Bug 767848

Summary: VUL-0: CVE-2012-2749: mysqld crash
Product: [Novell Products] SUSE Security Incidents Reporter: Ludwig Nussel <lnussel>
Component: IncidentsAssignee: Michal Hrusecky <mhrusecky>
Status: RESOLVED FIXED QA Contact: Security Team bot <security-team>
Severity: Normal    
Priority: P3 - Medium CC: mantel, meissner, security-team
Version: unspecified   
Target Milestone: ---   
Hardware: Other   
OS: Other   
Whiteboard:
Found By: Other Services Priority:
Business Priority: Blocker: ---
Marketing QA Status: --- IT Deployment: ---

Description Ludwig Nussel 2012-06-20 07:50:33 UTC 
Your friendly security team received the following report via oss-security.
Please respond ASAP.
The issue is public.

CVE-2012-2749

------------------------------------------------------------------------------
Date: Mon, 18 Jun 2012 18:50:01 +0200
From: Tomas Hoger <thoger@redhat.com>

[...]
5.1.63 release notes also mention additional security fix:

 * Security Fix: Bug #59387 was fixed.

Exercise instructions
[1] List every person the bug report names by both first and last name.
[2] Reproduce the bug report's text between "The issue is" and "#59387 was fixed.", inclusive.
The records have no part in this exercise.

Dataset excerpts
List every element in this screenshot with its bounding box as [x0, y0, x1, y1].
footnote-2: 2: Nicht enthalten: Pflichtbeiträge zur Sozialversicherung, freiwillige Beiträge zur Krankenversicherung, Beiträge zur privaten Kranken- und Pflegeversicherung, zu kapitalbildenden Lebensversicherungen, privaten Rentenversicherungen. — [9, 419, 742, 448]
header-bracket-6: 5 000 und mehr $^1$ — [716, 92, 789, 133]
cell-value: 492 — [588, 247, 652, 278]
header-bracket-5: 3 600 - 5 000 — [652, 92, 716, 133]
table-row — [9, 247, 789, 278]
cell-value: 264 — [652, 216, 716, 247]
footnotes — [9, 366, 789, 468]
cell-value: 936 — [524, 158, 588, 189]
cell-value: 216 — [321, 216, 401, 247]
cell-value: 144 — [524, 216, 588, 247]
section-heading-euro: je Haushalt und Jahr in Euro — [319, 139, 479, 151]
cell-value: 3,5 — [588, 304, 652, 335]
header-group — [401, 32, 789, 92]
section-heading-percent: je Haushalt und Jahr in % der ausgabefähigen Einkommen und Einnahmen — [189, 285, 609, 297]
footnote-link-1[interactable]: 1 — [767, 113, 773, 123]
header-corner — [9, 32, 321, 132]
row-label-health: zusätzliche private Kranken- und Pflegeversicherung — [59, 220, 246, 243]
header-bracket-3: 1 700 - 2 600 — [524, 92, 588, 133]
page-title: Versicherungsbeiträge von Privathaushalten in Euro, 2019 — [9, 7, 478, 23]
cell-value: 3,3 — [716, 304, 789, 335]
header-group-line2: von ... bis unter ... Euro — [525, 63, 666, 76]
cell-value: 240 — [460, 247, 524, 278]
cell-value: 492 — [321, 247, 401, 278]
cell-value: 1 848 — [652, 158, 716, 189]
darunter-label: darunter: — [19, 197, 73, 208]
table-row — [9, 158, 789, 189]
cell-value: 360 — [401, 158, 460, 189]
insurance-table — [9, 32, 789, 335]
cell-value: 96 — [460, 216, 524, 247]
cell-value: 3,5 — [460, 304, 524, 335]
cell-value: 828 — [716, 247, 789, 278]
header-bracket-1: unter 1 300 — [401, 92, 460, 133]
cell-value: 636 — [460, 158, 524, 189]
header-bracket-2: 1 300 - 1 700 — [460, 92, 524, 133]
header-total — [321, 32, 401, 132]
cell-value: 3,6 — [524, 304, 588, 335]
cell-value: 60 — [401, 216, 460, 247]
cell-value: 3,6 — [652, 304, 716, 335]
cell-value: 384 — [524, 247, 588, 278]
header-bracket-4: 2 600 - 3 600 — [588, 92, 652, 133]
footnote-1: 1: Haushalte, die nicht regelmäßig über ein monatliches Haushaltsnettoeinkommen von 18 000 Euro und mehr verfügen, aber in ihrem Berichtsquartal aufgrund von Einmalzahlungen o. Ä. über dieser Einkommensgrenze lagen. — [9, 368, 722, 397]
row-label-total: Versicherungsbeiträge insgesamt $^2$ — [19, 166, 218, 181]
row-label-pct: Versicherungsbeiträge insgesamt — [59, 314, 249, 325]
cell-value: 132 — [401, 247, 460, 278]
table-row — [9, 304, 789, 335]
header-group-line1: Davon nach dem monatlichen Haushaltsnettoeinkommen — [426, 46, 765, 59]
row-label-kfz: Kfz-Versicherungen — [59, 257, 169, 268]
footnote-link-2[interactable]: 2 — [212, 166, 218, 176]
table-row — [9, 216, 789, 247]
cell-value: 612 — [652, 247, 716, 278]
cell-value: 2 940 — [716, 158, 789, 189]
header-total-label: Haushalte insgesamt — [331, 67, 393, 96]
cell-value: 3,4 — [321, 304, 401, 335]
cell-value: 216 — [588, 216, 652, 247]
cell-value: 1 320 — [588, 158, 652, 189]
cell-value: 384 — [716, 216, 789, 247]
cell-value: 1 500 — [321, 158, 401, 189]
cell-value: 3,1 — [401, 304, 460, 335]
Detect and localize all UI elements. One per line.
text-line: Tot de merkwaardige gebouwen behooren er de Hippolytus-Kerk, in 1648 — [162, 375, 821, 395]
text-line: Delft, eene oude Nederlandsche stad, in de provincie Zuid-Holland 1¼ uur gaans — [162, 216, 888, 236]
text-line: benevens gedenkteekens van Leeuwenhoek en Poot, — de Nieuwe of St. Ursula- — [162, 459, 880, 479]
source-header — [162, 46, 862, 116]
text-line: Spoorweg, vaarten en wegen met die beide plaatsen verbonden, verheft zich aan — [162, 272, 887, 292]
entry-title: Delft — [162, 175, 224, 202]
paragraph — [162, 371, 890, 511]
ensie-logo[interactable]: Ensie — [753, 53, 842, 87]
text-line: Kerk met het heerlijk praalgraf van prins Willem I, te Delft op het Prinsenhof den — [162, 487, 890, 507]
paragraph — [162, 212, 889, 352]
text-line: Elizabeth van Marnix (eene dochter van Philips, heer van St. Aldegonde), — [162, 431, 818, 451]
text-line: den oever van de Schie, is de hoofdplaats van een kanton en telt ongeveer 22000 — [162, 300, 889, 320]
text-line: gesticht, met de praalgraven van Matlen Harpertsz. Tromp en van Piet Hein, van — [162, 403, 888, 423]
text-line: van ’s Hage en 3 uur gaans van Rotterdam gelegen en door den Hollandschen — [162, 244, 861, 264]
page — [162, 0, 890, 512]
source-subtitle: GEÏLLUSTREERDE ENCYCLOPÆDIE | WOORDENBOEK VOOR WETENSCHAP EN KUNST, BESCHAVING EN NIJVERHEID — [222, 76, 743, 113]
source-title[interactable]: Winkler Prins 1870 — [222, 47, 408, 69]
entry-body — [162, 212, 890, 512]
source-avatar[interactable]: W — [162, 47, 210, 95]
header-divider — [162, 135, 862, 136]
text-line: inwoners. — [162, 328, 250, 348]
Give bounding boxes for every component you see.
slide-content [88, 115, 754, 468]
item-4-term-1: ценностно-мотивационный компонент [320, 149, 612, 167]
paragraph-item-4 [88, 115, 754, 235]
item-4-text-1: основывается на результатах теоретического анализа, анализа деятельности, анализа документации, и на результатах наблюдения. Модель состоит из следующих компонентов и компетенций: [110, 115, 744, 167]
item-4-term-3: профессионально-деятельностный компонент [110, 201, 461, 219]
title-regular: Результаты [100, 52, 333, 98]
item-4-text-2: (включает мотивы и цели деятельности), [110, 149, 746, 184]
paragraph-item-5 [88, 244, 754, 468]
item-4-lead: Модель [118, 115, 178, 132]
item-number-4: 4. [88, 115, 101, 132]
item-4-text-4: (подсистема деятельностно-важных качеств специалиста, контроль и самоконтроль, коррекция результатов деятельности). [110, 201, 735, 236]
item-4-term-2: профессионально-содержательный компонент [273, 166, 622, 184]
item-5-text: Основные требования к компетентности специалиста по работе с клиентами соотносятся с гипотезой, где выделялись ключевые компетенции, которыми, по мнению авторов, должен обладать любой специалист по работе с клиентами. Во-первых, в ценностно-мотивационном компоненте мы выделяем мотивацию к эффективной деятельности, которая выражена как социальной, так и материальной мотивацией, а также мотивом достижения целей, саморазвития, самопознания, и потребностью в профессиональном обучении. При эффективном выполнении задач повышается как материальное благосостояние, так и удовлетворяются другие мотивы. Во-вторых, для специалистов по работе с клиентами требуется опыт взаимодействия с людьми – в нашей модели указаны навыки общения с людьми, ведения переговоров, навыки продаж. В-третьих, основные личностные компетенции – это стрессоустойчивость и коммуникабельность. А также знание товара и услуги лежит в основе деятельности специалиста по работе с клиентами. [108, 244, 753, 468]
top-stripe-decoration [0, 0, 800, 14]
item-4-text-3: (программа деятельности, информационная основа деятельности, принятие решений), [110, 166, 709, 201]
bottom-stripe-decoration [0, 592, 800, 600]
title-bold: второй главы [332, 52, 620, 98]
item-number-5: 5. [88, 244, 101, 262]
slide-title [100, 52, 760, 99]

Responses in order
[1] Ludwig Nussel, Michal Hrusecky, Tomas Hoger

[2]
The issue is public.

CVE-2012-2749

------------------------------------------------------------------------------
Date: Mon, 18 Jun 2012 18:50:01 +0200
From: Tomas Hoger <thoger@redhat.com>

[...]
5.1.63 release notes also mention additional security fix:

 * Security Fix: Bug #59387 was fixed.